Nothing in the records may be left out or altered; reproduce them all exactly.
··· EXCERPTED RECORDS ···
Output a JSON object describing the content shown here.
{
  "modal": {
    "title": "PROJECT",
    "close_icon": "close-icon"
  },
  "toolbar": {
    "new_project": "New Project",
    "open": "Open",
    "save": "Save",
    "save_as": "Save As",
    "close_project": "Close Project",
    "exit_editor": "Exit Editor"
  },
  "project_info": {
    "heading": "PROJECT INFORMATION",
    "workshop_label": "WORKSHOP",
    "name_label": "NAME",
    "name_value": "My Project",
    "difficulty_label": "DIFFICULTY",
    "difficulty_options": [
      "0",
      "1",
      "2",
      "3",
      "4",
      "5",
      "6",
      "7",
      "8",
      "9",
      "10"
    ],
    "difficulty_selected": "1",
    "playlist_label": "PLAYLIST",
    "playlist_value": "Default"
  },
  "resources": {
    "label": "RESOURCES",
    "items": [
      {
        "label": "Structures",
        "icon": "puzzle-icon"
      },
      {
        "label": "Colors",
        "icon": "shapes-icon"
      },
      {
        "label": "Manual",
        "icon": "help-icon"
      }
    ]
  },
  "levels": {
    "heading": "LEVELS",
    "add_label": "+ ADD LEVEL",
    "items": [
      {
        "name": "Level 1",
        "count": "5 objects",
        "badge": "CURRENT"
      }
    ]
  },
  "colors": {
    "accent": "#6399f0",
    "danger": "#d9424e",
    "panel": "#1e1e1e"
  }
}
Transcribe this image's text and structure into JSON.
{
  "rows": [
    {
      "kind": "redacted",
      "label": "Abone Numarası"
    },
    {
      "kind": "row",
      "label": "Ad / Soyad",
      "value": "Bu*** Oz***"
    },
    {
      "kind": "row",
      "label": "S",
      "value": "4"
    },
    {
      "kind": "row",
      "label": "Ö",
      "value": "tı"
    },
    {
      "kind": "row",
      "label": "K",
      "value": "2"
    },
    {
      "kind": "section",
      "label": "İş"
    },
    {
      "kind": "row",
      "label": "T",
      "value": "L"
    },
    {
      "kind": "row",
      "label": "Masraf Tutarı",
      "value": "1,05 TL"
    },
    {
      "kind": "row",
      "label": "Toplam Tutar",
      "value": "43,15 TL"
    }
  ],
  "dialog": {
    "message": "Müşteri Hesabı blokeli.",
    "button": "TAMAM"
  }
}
···
- SOLUTION TO THIS EXERCISE -
Output a JSON object describing the content shown here.
{
  "modal": {
    "title": "PROJECT",
    "close_icon": "close-icon"
  },
  "toolbar": {
    "new_project": "New Project",
    "open": "Open",
    "save": "Save",
    "save_as": "Save As",
    "close_project": "Close Project",
    "exit_editor": "Exit Editor"
  },
  "project_info": {
    "heading": "PROJECT INFORMATION",
    "workshop_label": "WORKSHOP",
    "name_label": "NAME",
    "name_value": "My Project",
    "difficulty_label": "DIFFICULTY",
    "difficulty_options": [
      "0",
      "1",
      "2",
      "3",
      "4",
      "5",
      "6",
      "7",
      "8",
      "9",
      "10"
    ],
    "difficulty_selected": "1",
    "playlist_label": "PLAYLIST",
    "playlist_value": "Default"
  },
  "resources": {
    "label": "RESOURCES",
    "items": [
      {
        "label": "Structures",
        "icon": "puzzle-icon"
      },
      {
        "label": "Colors",
        "icon": "shapes-icon"
      },
      {
        "label": "Manual",
        "icon": "help-icon"
      }
    ]
  },
  "levels": {
    "heading": "LEVELS",
    "add_label": "+ ADD LEVEL",
    "items": [
      {
        "name": "Level 1",
        "count": "5 objects",
        "badge": "CURRENT"
      }
    ]
  },
  "colors": {
    "accent": "#6399f0",
    "danger": "#d9424e",
    "panel": "#1e1e1e"
  }
}
Transcribe this image's text and structure into JSON.
{
  "rows": [
    {
      "kind": "redacted",
      "label": "Abone Numarası"
    },
    {
      "kind": "row",
      "label": "Ad / Soyad",
      "value": "Bu*** Oz***"
    },
    {
      "kind": "row",
      "label": "S",
      "value": "4"
    },
    {
      "kind": "row",
      "label": "Ö",
      "value": "tı"
    },
    {
      "kind": "row",
      "label": "K",
      "value": "2"
    },
    {
      "kind": "section",
      "label": "İş"
    },
    {
      "kind": "row",
      "label": "T",
      "value": "L"
    },
    {
      "kind": "row",
      "label": "Masraf Tutarı",
      "value": "1,05 TL"
    },
    {
      "kind": "row",
      "label": "Toplam Tutar",
      "value": "43,15 TL"
    }
  ],
  "dialog": {
    "message": "Müşteri Hesabı blokeli.",
    "button": "TAMAM"
  }
}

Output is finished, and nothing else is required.